-- What is being asked --
Would you set down every entry shown below, precisely as written?

-- Dataset rows --
┄┄┄┄┄┄┄┄┄┄

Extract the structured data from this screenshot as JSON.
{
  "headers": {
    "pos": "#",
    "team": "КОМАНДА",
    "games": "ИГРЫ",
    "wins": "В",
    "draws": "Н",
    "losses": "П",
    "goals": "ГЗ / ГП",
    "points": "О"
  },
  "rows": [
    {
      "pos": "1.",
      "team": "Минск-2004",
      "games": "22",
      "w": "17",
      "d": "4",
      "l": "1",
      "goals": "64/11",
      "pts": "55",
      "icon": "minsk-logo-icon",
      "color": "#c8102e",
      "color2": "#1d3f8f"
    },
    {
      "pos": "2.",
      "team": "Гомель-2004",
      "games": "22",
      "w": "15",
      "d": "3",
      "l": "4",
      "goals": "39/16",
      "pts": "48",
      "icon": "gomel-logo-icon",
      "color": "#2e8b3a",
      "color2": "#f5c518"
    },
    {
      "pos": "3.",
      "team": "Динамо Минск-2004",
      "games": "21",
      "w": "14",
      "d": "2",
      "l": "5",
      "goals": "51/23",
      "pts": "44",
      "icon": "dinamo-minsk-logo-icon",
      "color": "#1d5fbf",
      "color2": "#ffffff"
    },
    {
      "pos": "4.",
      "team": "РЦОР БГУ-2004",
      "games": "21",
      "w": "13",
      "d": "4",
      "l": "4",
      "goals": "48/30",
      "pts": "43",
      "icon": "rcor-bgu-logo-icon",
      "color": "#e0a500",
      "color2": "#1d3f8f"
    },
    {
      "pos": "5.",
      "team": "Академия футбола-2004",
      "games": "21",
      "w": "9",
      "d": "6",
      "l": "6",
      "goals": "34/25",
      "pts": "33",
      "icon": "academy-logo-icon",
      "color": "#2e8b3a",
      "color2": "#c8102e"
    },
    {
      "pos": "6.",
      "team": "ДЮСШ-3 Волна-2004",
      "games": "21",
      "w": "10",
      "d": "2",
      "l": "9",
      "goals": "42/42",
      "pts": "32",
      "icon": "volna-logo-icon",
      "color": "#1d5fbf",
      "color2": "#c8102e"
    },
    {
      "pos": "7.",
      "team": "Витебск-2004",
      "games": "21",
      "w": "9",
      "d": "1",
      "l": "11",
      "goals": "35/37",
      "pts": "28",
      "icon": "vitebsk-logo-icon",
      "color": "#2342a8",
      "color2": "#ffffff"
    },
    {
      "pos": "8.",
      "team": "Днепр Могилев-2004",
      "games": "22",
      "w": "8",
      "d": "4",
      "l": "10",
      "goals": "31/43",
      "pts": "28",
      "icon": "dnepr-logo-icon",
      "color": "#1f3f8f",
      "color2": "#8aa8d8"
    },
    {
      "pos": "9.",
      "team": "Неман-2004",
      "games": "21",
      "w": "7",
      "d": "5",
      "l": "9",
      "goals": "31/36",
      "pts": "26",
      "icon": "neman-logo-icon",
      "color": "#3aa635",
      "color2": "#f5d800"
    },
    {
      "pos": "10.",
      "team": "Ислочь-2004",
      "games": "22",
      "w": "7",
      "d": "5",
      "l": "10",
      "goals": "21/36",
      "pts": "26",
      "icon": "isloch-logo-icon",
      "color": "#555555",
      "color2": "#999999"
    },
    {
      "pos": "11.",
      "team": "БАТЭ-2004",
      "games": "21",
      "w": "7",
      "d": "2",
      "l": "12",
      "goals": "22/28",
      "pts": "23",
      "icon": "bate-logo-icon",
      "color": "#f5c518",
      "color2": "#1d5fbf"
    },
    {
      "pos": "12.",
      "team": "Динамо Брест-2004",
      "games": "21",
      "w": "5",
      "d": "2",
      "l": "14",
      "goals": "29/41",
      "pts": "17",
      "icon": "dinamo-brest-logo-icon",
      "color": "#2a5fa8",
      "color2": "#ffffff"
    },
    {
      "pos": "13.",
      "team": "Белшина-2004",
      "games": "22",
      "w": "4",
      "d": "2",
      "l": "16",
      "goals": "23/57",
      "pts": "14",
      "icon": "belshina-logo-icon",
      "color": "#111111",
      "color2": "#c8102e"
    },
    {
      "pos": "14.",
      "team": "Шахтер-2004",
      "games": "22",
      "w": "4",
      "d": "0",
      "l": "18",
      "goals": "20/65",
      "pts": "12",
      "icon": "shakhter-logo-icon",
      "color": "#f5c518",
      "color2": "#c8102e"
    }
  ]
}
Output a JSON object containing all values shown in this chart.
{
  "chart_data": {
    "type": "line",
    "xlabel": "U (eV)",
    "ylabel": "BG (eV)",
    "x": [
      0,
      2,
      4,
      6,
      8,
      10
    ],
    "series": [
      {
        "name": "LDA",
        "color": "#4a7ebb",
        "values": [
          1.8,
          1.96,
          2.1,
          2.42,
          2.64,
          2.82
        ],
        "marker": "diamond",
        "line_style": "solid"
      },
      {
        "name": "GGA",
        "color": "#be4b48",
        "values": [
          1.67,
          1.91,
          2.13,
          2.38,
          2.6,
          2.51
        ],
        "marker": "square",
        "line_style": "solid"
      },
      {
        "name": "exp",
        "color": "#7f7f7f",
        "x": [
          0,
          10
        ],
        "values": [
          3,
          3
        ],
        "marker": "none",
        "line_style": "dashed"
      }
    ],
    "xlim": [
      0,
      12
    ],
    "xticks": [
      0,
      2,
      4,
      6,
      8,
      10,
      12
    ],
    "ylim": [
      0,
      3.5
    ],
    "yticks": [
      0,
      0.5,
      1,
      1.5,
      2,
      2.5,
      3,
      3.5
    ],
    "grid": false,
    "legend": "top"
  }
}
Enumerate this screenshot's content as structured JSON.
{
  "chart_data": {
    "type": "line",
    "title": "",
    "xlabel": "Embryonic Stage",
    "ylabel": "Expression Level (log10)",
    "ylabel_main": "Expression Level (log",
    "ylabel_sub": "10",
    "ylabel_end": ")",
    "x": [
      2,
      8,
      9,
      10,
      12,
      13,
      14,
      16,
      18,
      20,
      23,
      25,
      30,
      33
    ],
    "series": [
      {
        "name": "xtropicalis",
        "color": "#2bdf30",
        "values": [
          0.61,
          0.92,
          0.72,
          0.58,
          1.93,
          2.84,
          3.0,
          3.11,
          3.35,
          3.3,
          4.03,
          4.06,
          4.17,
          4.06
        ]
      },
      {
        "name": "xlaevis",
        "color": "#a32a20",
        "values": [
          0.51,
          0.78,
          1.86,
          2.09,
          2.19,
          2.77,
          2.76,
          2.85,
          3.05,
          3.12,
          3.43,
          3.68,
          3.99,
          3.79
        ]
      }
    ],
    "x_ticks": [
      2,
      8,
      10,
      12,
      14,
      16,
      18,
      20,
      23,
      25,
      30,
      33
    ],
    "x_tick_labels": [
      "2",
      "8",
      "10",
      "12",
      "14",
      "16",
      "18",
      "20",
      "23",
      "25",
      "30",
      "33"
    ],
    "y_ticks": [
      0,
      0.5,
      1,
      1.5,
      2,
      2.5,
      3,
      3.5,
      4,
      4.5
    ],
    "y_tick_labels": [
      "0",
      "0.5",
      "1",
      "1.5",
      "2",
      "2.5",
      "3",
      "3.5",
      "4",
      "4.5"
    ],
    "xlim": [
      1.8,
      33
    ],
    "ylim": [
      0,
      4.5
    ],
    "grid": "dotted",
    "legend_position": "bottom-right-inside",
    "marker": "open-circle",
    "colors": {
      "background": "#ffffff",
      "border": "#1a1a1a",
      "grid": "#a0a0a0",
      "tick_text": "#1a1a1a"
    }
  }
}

┄┄┄┄┄┄┄┄┄┄

-- Solution for this task --
Extract the structured data from this screenshot as JSON.
{
  "headers": {
    "pos": "#",
    "team": "КОМАНДА",
    "games": "ИГРЫ",
    "wins": "В",
    "draws": "Н",
    "losses": "П",
    "goals": "ГЗ / ГП",
    "points": "О"
  },
  "rows": [
    {
      "pos": "1.",
      "team": "Минск-2004",
      "games": "22",
      "w": "17",
      "d": "4",
      "l": "1",
      "goals": "64/11",
      "pts": "55",
      "icon": "minsk-logo-icon",
      "color": "#c8102e",
      "color2": "#1d3f8f"
    },
    {
      "pos": "2.",
      "team": "Гомель-2004",
      "games": "22",
      "w": "15",
      "d": "3",
      "l": "4",
      "goals": "39/16",
      "pts": "48",
      "icon": "gomel-logo-icon",
      "color": "#2e8b3a",
      "color2": "#f5c518"
    },
    {
      "pos": "3.",
      "team": "Динамо Минск-2004",
      "games": "21",
      "w": "14",
      "d": "2",
      "l": "5",
      "goals": "51/23",
      "pts": "44",
      "icon": "dinamo-minsk-logo-icon",
      "color": "#1d5fbf",
      "color2": "#ffffff"
    },
    {
      "pos": "4.",
      "team": "РЦОР БГУ-2004",
      "games": "21",
      "w": "13",
      "d": "4",
      "l": "4",
      "goals": "48/30",
      "pts": "43",
      "icon": "rcor-bgu-logo-icon",
      "color": "#e0a500",
      "color2": "#1d3f8f"
    },
    {
      "pos": "5.",
      "team": "Академия футбола-2004",
      "games": "21",
      "w": "9",
      "d": "6",
      "l": "6",
      "goals": "34/25",
      "pts": "33",
      "icon": "academy-logo-icon",
      "color": "#2e8b3a",
      "color2": "#c8102e"
    },
    {
      "pos": "6.",
      "team": "ДЮСШ-3 Волна-2004",
      "games": "21",
      "w": "10",
      "d": "2",
      "l": "9",
      "goals": "42/42",
      "pts": "32",
      "icon": "volna-logo-icon",
      "color": "#1d5fbf",
      "color2": "#c8102e"
    },
    {
      "pos": "7.",
      "team": "Витебск-2004",
      "games": "21",
      "w": "9",
      "d": "1",
      "l": "11",
      "goals": "35/37",
      "pts": "28",
      "icon": "vitebsk-logo-icon",
      "color": "#2342a8",
      "color2": "#ffffff"
    },
    {
      "pos": "8.",
      "team": "Днепр Могилев-2004",
      "games": "22",
      "w": "8",
      "d": "4",
      "l": "10",
      "goals": "31/43",
      "pts": "28",
      "icon": "dnepr-logo-icon",
      "color": "#1f3f8f",
      "color2": "#8aa8d8"
    },
    {
      "pos": "9.",
      "team": "Неман-2004",
      "games": "21",
      "w": "7",
      "d": "5",
      "l": "9",
      "goals": "31/36",
      "pts": "26",
      "icon": "neman-logo-icon",
      "color": "#3aa635",
      "color2": "#f5d800"
    },
    {
      "pos": "10.",
      "team": "Ислочь-2004",
      "games": "22",
      "w": "7",
      "d": "5",
      "l": "10",
      "goals": "21/36",
      "pts": "26",
      "icon": "isloch-logo-icon",
      "color": "#555555",
      "color2": "#999999"
    },
    {
      "pos": "11.",
      "team": "БАТЭ-2004",
      "games": "21",
      "w": "7",
      "d": "2",
      "l": "12",
      "goals": "22/28",
      "pts": "23",
      "icon": "bate-logo-icon",
      "color": "#f5c518",
      "color2": "#1d5fbf"
    },
    {
      "pos": "12.",
      "team": "Динамо Брест-2004",
      "games": "21",
      "w": "5",
      "d": "2",
      "l": "14",
      "goals": "29/41",
      "pts": "17",
      "icon": "dinamo-brest-logo-icon",
      "color": "#2a5fa8",
      "color2": "#ffffff"
    },
    {
      "pos": "13.",
      "team": "Белшина-2004",
      "games": "22",
      "w": "4",
      "d": "2",
      "l": "16",
      "goals": "23/57",
      "pts": "14",
      "icon": "belshina-logo-icon",
      "color": "#111111",
      "color2": "#c8102e"
    },
    {
      "pos": "14.",
      "team": "Шахтер-2004",
      "games": "22",
      "w": "4",
      "d": "0",
      "l": "18",
      "goals": "20/65",
      "pts": "12",
      "icon": "shakhter-logo-icon",
      "color": "#f5c518",
      "color2": "#c8102e"
    }
  ]
}
Output a JSON object containing all values shown in this chart.
{
  "chart_data": {
    "type": "line",
    "xlabel": "U (eV)",
    "ylabel": "BG (eV)",
    "x": [
      0,
      2,
      4,
      6,
      8,
      10
    ],
    "series": [
      {
        "name": "LDA",
        "color": "#4a7ebb",
        "values": [
          1.8,
          1.96,
          2.1,
          2.42,
          2.64,
          2.82
        ],
        "marker": "diamond",
        "line_style": "solid"
      },
      {
        "name": "GGA",
        "color": "#be4b48",
        "values": [
          1.67,
          1.91,
          2.13,
          2.38,
          2.6,
          2.51
        ],
        "marker": "square",
        "line_style": "solid"
      },
      {
        "name": "exp",
        "color": "#7f7f7f",
        "x": [
          0,
          10
        ],
        "values": [
          3,
          3
        ],
        "marker": "none",
        "line_style": "dashed"
      }
    ],
    "xlim": [
      0,
      12
    ],
    "xticks": [
      0,
      2,
      4,
      6,
      8,
      10,
      12
    ],
    "ylim": [
      0,
      3.5
    ],
    "yticks": [
      0,
      0.5,
      1,
      1.5,
      2,
      2.5,
      3,
      3.5
    ],
    "grid": false,
    "legend": "top"
  }
}
Enumerate this screenshot's content as structured JSON.
{
  "chart_data": {
    "type": "line",
    "title": "",
    "xlabel": "Embryonic Stage",
    "ylabel": "Expression Level (log10)",
    "ylabel_main": "Expression Level (log",
    "ylabel_sub": "10",
    "ylabel_end": ")",
    "x": [
      2,
      8,
      9,
      10,
      12,
      13,
      14,
      16,
      18,
      20,
      23,
      25,
      30,
      33
    ],
    "series": [
      {
        "name": "xtropicalis",
        "color": "#2bdf30",
        "values": [
          0.61,
          0.92,
          0.72,
          0.58,
          1.93,
          2.84,
          3.0,
          3.11,
          3.35,
          3.3,
          4.03,
          4.06,
          4.17,
          4.06
        ]
      },
      {
        "name": "xlaevis",
        "color": "#a32a20",
        "values": [
          0.51,
          0.78,
          1.86,
          2.09,
          2.19,
          2.77,
          2.76,
          2.85,
          3.05,
          3.12,
          3.43,
          3.68,
          3.99,
          3.79
        ]
      }
    ],
    "x_ticks": [
      2,
      8,
      10,
      12,
      14,
      16,
      18,
      20,
      23,
      25,
      30,
      33
    ],
    "x_tick_labels": [
      "2",
      "8",
      "10",
      "12",
      "14",
      "16",
      "18",
      "20",
      "23",
      "25",
      "30",
      "33"
    ],
    "y_ticks": [
      0,
      0.5,
      1,
      1.5,
      2,
      2.5,
      3,
      3.5,
      4,
      4.5
    ],
    "y_tick_labels": [
      "0",
      "0.5",
      "1",
      "1.5",
      "2",
      "2.5",
      "3",
      "3.5",
      "4",
      "4.5"
    ],
    "xlim": [
      1.8,
      33
    ],
    "ylim": [
      0,
      4.5
    ],
    "grid": "dotted",
    "legend_position": "bottom-right-inside",
    "marker": "open-circle",
    "colors": {
      "background": "#ffffff",
      "border": "#1a1a1a",
      "grid": "#a0a0a0",
      "tick_text": "#1a1a1a"
    }
  }
}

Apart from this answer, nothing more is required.